§ DOCUMENT EXTRACT:
■ ■ ■ ■
[Date Prev][Date Next][Thread Prev][Thread Next][Date Index][Thread Index]
Re: sparse file processing improvements
From: |
Pádraig Brady |
Subject: |
Re: sparse file processing improvements |
Date: |
Wed, 08 Oct 2014 00:08:28 +0100 |
User-agent: |
Mozilla/5.0 (X11; Linux x86_64; rv:17.0) Gecko/20130110 Thunderbird/17.0.2 |
On 10/07/2014 07:56 PM, Pádraig Brady wrote:
> On 10/07/2014 02:50 AM, Bernhard Voelker wrote:
>> On 10/06/2014 04:40 PM, Pádraig Brady wrote:
>>> I've attached 3 patches to improve various sparse file handling.
>>> 1. supports detecting holes < internal buffer size (currently 128KiB)
>>> 2. employs the punch hole scheme demonstrated above
>>> 3. reads sparse files efficiently even if not writing to a regular file
>>>
>>> thanks,
>>> Pádraig.
>>
>> Hi Padraig,
>>
>> cool work, thanks!
>>
>> At a first glance, the changes in copy.c seem to be correct.
■ ■ ■ ■
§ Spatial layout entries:
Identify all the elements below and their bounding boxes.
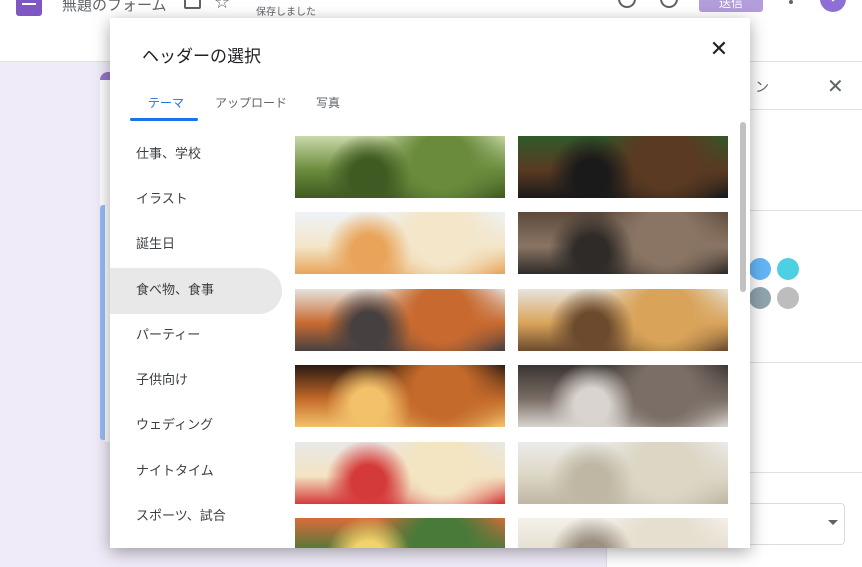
tab-photos[interactable]: 写真 [316,94,340,122]
avatar-check-icon [827,0,839,2]
candlelight-dinner-photo[interactable] [295,365,505,427]
category-food-dining[interactable]: 食べ物、食事 [110,268,282,314]
close-icon[interactable]: ✕ [708,39,730,61]
cocktails-photo[interactable] [295,289,505,351]
theme-color-swatch[interactable] [749,258,771,280]
birthday-cake-photo[interactable] [295,212,505,274]
side-panel-title: ン [755,80,769,96]
preview-icon[interactable] [660,0,678,8]
send-button[interactable]: 送信 [699,0,763,12]
palette-icon[interactable] [618,0,636,8]
font-style-select[interactable] [747,503,845,545]
star-icon[interactable]: ☆ [214,0,230,13]
close-icon[interactable]: ✕ [827,74,844,98]
category-nighttime[interactable]: ナイトタイム [110,449,282,495]
dinner-table-photo[interactable] [518,212,728,274]
kitchen-photo[interactable] [518,518,728,548]
category-work-school[interactable]: 仕事、学校 [110,132,282,178]
picnic-photo[interactable] [295,136,505,198]
dialog-title: ヘッダーの選択 [142,47,261,67]
category-wedding[interactable]: ウェディング [110,403,282,449]
theme-color-swatch[interactable] [777,258,799,280]
champagne-photo[interactable] [518,442,728,504]
scrollbar[interactable] [740,122,746,292]
theme-color-swatch[interactable] [777,287,799,309]
header-picker-dialog: ヘッダーの選択 ✕ テーマ アップロード 写真 仕事、学校 イラスト 誕生日 食… [110,18,750,548]
active-tab-indicator [130,118,198,121]
forms-app-icon[interactable] [16,0,42,16]
form-title[interactable]: 無題のフォーム [62,0,167,15]
save-status: 保存しました [256,7,316,18]
theme-color-swatch[interactable] [749,287,771,309]
tab-upload[interactable]: アップロード [215,94,287,122]
form-section-accent [100,205,105,440]
category-sports-games[interactable]: スポーツ、試合 [110,494,282,540]
avatar[interactable] [820,0,846,12]
more-options-icon[interactable] [789,0,793,4]
pancakes-photo[interactable] [518,289,728,351]
dropdown-arrow-icon [828,520,838,525]
popcorn-photo[interactable] [295,442,505,504]
category-illustration[interactable]: イラスト [110,177,282,223]
category-party[interactable]: パーティー [110,313,282,359]
buffet-photo[interactable] [295,518,505,548]
category-birthday[interactable]: 誕生日 [110,222,282,268]
party-crowd-photo[interactable] [518,365,728,427]
folder-icon[interactable] [184,0,201,9]
category-kids[interactable]: 子供向け [110,358,282,404]
grilled-steak-photo[interactable] [518,136,728,198]
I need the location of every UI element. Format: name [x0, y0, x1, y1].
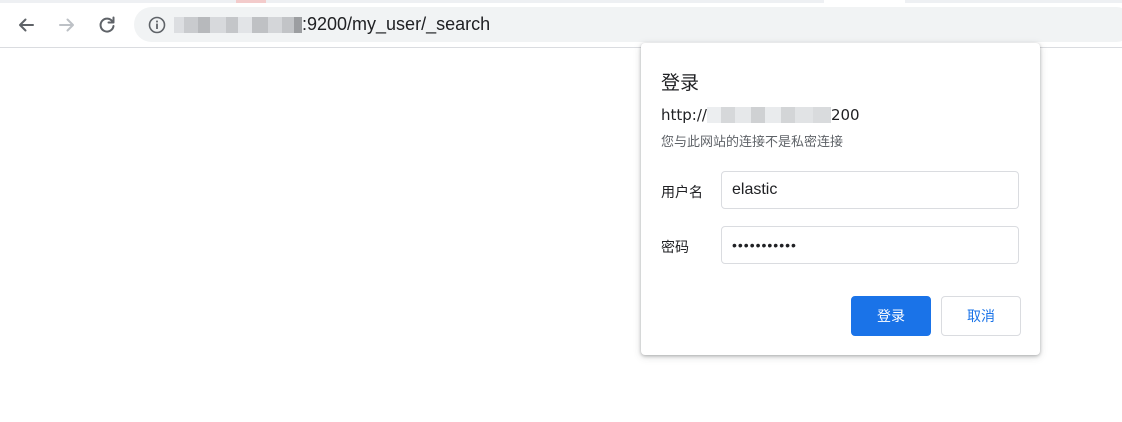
- address-bar[interactable]: :9200/my_user/_search: [134, 7, 1122, 42]
- origin-suffix: 200: [830, 106, 860, 124]
- url-text: :9200/my_user/_search: [302, 14, 491, 34]
- cancel-button[interactable]: 取消: [941, 296, 1021, 336]
- reload-icon: [99, 16, 115, 33]
- tab-strip-edge: [0, 0, 1122, 3]
- arrow-left-icon: [19, 18, 34, 32]
- dialog-title: 登录: [661, 72, 700, 94]
- reload-button[interactable]: [92, 10, 122, 40]
- dialog-origin: http:// 200: [661, 105, 860, 125]
- forward-button[interactable]: [52, 10, 82, 40]
- password-label: 密码: [661, 240, 689, 256]
- redacted-origin: [706, 107, 831, 123]
- login-dialog: 登录 http:// 200 您与此网站的连接不是私密连接 用户名 密码 登录 …: [641, 43, 1040, 355]
- origin-prefix: http://: [661, 106, 707, 124]
- username-label: 用户名: [661, 185, 703, 201]
- password-field[interactable]: [721, 226, 1019, 264]
- browser-window: :9200/my_user/_search 登录 http:// 200 您与此…: [0, 0, 1122, 422]
- info-icon[interactable]: [148, 16, 166, 34]
- browser-toolbar: :9200/my_user/_search: [0, 0, 1122, 48]
- arrow-right-icon: [59, 18, 74, 32]
- connection-warning: 您与此网站的连接不是私密连接: [661, 135, 844, 150]
- back-button[interactable]: [11, 10, 41, 40]
- username-field[interactable]: [721, 171, 1019, 209]
- login-button[interactable]: 登录: [851, 296, 931, 336]
- redacted-host: [174, 17, 302, 33]
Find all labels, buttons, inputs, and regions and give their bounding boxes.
■ ■ ■ ■
§ GOALS:
[1] Answer these questions from the mailing-list message:
(a) What date does the message header give?
(b) What internal buffer size is mentioned for the first patch?
(c) In which file do the changes seem correct at a first glance?
[2] Please quote everything in the entries from the line that contains "7, 1122, 42]" down to the line that contains "- redacted-host: [174, 17, 302, 33]", including both of those lines.

§ EXPECTED OUTPUTS:
[1]
(a) Wed, 08 Oct 2014 00:08:28 +0100
(b) 128KiB
(c) copy.c

[2]
- address-bar[interactable]: :9200/my_user/_search: [134, 7, 1122, 42]
- origin-suffix: 200: [830, 106, 860, 124]
- url-text: :9200/my_user/_search: [302, 14, 491, 34]
- cancel-button[interactable]: 取消: [941, 296, 1021, 336]
- reload-icon: [99, 16, 115, 33]
- tab-strip-edge: [0, 0, 1122, 3]
- arrow-left-icon: [19, 18, 34, 32]
- dialog-title: 登录: [661, 72, 700, 94]
- reload-button[interactable]: [92, 10, 122, 40]
- dialog-origin: http:// 200: [661, 105, 860, 125]
- forward-button[interactable]: [52, 10, 82, 40]
- password-label: 密码: [661, 240, 689, 256]
- redacted-origin: [706, 107, 831, 123]
- login-dialog: 登录 http:// 200 您与此网站的连接不是私密连接 用户名 密码 登录 …: [641, 43, 1040, 355]
- origin-prefix: http://: [661, 106, 707, 124]
- username-label: 用户名: [661, 185, 703, 201]
- password-field[interactable]: [721, 226, 1019, 264]
- browser-window: :9200/my_user/_search 登录 http:// 200 您与此…: [0, 0, 1122, 422]
- info-icon[interactable]: [148, 16, 166, 34]
- browser-toolbar: :9200/my_user/_search: [0, 0, 1122, 48]
- arrow-right-icon: [59, 18, 74, 32]
- connection-warning: 您与此网站的连接不是私密连接: [661, 135, 844, 150]
- back-button[interactable]: [11, 10, 41, 40]
- username-field[interactable]: [721, 171, 1019, 209]
- login-button[interactable]: 登录: [851, 296, 931, 336]
- redacted-host: [174, 17, 302, 33]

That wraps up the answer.